### TASK GOAL:
Please give the data below again in full, exactly as it stands.

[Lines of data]
--- START ---

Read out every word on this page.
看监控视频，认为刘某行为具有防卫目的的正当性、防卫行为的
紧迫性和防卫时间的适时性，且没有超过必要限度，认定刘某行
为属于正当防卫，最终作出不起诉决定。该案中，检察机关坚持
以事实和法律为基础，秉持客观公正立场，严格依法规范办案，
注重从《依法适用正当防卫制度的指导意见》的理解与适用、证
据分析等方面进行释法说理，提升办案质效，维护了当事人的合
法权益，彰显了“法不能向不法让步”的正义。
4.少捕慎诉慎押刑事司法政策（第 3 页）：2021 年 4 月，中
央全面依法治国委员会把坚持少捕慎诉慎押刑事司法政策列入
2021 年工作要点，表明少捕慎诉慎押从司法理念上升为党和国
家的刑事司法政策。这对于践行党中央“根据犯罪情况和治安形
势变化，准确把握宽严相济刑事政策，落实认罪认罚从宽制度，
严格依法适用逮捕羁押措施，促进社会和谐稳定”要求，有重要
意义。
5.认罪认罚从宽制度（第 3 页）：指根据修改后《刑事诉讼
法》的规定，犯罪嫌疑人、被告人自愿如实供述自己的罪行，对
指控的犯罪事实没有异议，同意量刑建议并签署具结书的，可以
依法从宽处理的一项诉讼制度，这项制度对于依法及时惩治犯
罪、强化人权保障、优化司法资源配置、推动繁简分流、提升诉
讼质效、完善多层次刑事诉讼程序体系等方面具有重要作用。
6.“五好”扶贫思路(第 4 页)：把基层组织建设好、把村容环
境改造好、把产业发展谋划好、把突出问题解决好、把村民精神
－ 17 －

--- END ---

### CORRECT RESPONSE:
Read out every word on this page.
看监控视频，认为刘某行为具有防卫目的的正当性、防卫行为的
紧迫性和防卫时间的适时性，且没有超过必要限度，认定刘某行
为属于正当防卫，最终作出不起诉决定。该案中，检察机关坚持
以事实和法律为基础，秉持客观公正立场，严格依法规范办案，
注重从《依法适用正当防卫制度的指导意见》的理解与适用、证
据分析等方面进行释法说理，提升办案质效，维护了当事人的合
法权益，彰显了“法不能向不法让步”的正义。
4.少捕慎诉慎押刑事司法政策（第 3 页）：2021 年 4 月，中
央全面依法治国委员会把坚持少捕慎诉慎押刑事司法政策列入
2021 年工作要点，表明少捕慎诉慎押从司法理念上升为党和国
家的刑事司法政策。这对于践行党中央“根据犯罪情况和治安形
势变化，准确把握宽严相济刑事政策，落实认罪认罚从宽制度，
严格依法适用逮捕羁押措施，促进社会和谐稳定”要求，有重要
意义。
5.认罪认罚从宽制度（第 3 页）：指根据修改后《刑事诉讼
法》的规定，犯罪嫌疑人、被告人自愿如实供述自己的罪行，对
指控的犯罪事实没有异议，同意量刑建议并签署具结书的，可以
依法从宽处理的一项诉讼制度，这项制度对于依法及时惩治犯
罪、强化人权保障、优化司法资源配置、推动繁简分流、提升诉
讼质效、完善多层次刑事诉讼程序体系等方面具有重要作用。
6.“五好”扶贫思路(第 4 页)：把基层组织建设好、把村容环
境改造好、把产业发展谋划好、把突出问题解决好、把村民精神
－ 17 －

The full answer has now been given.